» **DATASET EXCERPTS**:
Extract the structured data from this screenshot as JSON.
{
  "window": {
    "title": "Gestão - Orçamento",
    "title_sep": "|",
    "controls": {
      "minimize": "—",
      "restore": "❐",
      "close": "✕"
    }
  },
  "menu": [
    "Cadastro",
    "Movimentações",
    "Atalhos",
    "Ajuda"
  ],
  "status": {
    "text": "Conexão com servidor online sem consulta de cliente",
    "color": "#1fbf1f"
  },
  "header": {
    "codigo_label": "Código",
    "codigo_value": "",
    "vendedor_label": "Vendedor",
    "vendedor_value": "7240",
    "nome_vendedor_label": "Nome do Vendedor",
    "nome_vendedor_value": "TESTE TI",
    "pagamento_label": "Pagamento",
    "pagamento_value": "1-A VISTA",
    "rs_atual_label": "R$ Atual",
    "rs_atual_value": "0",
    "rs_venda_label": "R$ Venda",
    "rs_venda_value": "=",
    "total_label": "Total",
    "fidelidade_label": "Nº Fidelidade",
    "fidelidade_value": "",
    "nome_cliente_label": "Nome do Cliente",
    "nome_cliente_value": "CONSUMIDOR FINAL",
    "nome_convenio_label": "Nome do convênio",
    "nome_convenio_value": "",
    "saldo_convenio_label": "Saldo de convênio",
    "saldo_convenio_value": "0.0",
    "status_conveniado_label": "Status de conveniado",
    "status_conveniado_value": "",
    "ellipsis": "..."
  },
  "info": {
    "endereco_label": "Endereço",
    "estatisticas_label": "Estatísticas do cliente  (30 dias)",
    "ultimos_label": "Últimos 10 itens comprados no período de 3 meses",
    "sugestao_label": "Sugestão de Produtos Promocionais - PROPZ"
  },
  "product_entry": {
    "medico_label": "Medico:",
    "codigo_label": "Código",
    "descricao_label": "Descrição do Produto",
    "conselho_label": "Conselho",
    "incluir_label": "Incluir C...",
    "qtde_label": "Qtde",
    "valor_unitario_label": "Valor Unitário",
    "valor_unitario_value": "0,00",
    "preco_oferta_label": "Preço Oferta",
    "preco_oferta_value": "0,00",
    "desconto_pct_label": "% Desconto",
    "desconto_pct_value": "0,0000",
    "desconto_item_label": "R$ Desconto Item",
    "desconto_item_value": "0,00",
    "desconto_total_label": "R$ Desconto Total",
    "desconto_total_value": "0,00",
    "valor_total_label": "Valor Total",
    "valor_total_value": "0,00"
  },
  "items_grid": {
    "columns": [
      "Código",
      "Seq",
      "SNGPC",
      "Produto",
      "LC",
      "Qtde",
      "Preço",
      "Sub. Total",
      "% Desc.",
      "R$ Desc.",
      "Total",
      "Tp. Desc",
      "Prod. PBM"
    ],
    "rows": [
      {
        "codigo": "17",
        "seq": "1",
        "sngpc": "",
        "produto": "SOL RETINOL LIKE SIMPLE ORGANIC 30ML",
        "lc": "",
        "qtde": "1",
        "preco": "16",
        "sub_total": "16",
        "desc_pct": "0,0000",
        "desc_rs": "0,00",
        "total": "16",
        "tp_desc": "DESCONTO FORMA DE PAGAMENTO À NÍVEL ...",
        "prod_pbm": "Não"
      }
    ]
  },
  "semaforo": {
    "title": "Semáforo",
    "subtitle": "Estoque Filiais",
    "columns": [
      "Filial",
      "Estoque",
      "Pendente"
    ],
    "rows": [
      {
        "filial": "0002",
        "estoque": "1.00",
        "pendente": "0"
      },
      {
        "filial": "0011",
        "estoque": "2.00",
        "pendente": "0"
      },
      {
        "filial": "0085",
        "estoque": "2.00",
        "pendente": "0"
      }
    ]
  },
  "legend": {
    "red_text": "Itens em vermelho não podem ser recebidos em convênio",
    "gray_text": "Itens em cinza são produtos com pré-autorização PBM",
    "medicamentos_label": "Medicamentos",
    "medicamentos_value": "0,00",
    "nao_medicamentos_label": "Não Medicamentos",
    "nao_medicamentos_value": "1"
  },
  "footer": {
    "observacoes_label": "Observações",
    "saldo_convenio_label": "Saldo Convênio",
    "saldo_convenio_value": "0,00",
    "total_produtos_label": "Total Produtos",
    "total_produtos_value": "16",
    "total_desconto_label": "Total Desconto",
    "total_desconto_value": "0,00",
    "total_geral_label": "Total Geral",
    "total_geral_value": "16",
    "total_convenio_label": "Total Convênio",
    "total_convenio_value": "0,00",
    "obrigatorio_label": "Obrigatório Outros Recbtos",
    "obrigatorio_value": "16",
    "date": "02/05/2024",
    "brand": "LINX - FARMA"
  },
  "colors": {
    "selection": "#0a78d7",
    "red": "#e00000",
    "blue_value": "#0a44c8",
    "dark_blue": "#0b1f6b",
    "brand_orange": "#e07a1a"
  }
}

» **BRIEF**: Reproduce every entry shown above, precisely as it stands.

» **CORRECT RESPONSE**:
Extract the structured data from this screenshot as JSON.
{
  "window": {
    "title": "Gestão - Orçamento",
    "title_sep": "|",
    "controls": {
      "minimize": "—",
      "restore": "❐",
      "close": "✕"
    }
  },
  "menu": [
    "Cadastro",
    "Movimentações",
    "Atalhos",
    "Ajuda"
  ],
  "status": {
    "text": "Conexão com servidor online sem consulta de cliente",
    "color": "#1fbf1f"
  },
  "header": {
    "codigo_label": "Código",
    "codigo_value": "",
    "vendedor_label": "Vendedor",
    "vendedor_value": "7240",
    "nome_vendedor_label": "Nome do Vendedor",
    "nome_vendedor_value": "TESTE TI",
    "pagamento_label": "Pagamento",
    "pagamento_value": "1-A VISTA",
    "rs_atual_label": "R$ Atual",
    "rs_atual_value": "0",
    "rs_venda_label": "R$ Venda",
    "rs_venda_value": "=",
    "total_label": "Total",
    "fidelidade_label": "Nº Fidelidade",
    "fidelidade_value": "",
    "nome_cliente_label": "Nome do Cliente",
    "nome_cliente_value": "CONSUMIDOR FINAL",
    "nome_convenio_label": "Nome do convênio",
    "nome_convenio_value": "",
    "saldo_convenio_label": "Saldo de convênio",
    "saldo_convenio_value": "0.0",
    "status_conveniado_label": "Status de conveniado",
    "status_conveniado_value": "",
    "ellipsis": "..."
  },
  "info": {
    "endereco_label": "Endereço",
    "estatisticas_label": "Estatísticas do cliente  (30 dias)",
    "ultimos_label": "Últimos 10 itens comprados no período de 3 meses",
    "sugestao_label": "Sugestão de Produtos Promocionais - PROPZ"
  },
  "product_entry": {
    "medico_label": "Medico:",
    "codigo_label": "Código",
    "descricao_label": "Descrição do Produto",
    "conselho_label": "Conselho",
    "incluir_label": "Incluir C...",
    "qtde_label": "Qtde",
    "valor_unitario_label": "Valor Unitário",
    "valor_unitario_value": "0,00",
    "preco_oferta_label": "Preço Oferta",
    "preco_oferta_value": "0,00",
    "desconto_pct_label": "% Desconto",
    "desconto_pct_value": "0,0000",
    "desconto_item_label": "R$ Desconto Item",
    "desconto_item_value": "0,00",
    "desconto_total_label": "R$ Desconto Total",
    "desconto_total_value": "0,00",
    "valor_total_label": "Valor Total",
    "valor_total_value": "0,00"
  },
  "items_grid": {
    "columns": [
      "Código",
      "Seq",
      "SNGPC",
      "Produto",
      "LC",
      "Qtde",
      "Preço",
      "Sub. Total",
      "% Desc.",
      "R$ Desc.",
      "Total",
      "Tp. Desc",
      "Prod. PBM"
    ],
    "rows": [
      {
        "codigo": "17",
        "seq": "1",
        "sngpc": "",
        "produto": "SOL RETINOL LIKE SIMPLE ORGANIC 30ML",
        "lc": "",
        "qtde": "1",
        "preco": "16",
        "sub_total": "16",
        "desc_pct": "0,0000",
        "desc_rs": "0,00",
        "total": "16",
        "tp_desc": "DESCONTO FORMA DE PAGAMENTO À NÍVEL ...",
        "prod_pbm": "Não"
      }
    ]
  },
  "semaforo": {
    "title": "Semáforo",
    "subtitle": "Estoque Filiais",
    "columns": [
      "Filial",
      "Estoque",
      "Pendente"
    ],
    "rows": [
      {
        "filial": "0002",
        "estoque": "1.00",
        "pendente": "0"
      },
      {
        "filial": "0011",
        "estoque": "2.00",
        "pendente": "0"
      },
      {
        "filial": "0085",
        "estoque": "2.00",
        "pendente": "0"
      }
    ]
  },
  "legend": {
    "red_text": "Itens em vermelho não podem ser recebidos em convênio",
    "gray_text": "Itens em cinza são produtos com pré-autorização PBM",
    "medicamentos_label": "Medicamentos",
    "medicamentos_value": "0,00",
    "nao_medicamentos_label": "Não Medicamentos",
    "nao_medicamentos_value": "1"
  },
  "footer": {
    "observacoes_label": "Observações",
    "saldo_convenio_label": "Saldo Convênio",
    "saldo_convenio_value": "0,00",
    "total_produtos_label": "Total Produtos",
    "total_produtos_value": "16",
    "total_desconto_label": "Total Desconto",
    "total_desconto_value": "0,00",
    "total_geral_label": "Total Geral",
    "total_geral_value": "16",
    "total_convenio_label": "Total Convênio",
    "total_convenio_value": "0,00",
    "obrigatorio_label": "Obrigatório Outros Recbtos",
    "obrigatorio_value": "16",
    "date": "02/05/2024",
    "brand": "LINX - FARMA"
  },
  "colors": {
    "selection": "#0a78d7",
    "red": "#e00000",
    "blue_value": "#0a44c8",
    "dark_blue": "#0b1f6b",
    "brand_orange": "#e07a1a"
  }
}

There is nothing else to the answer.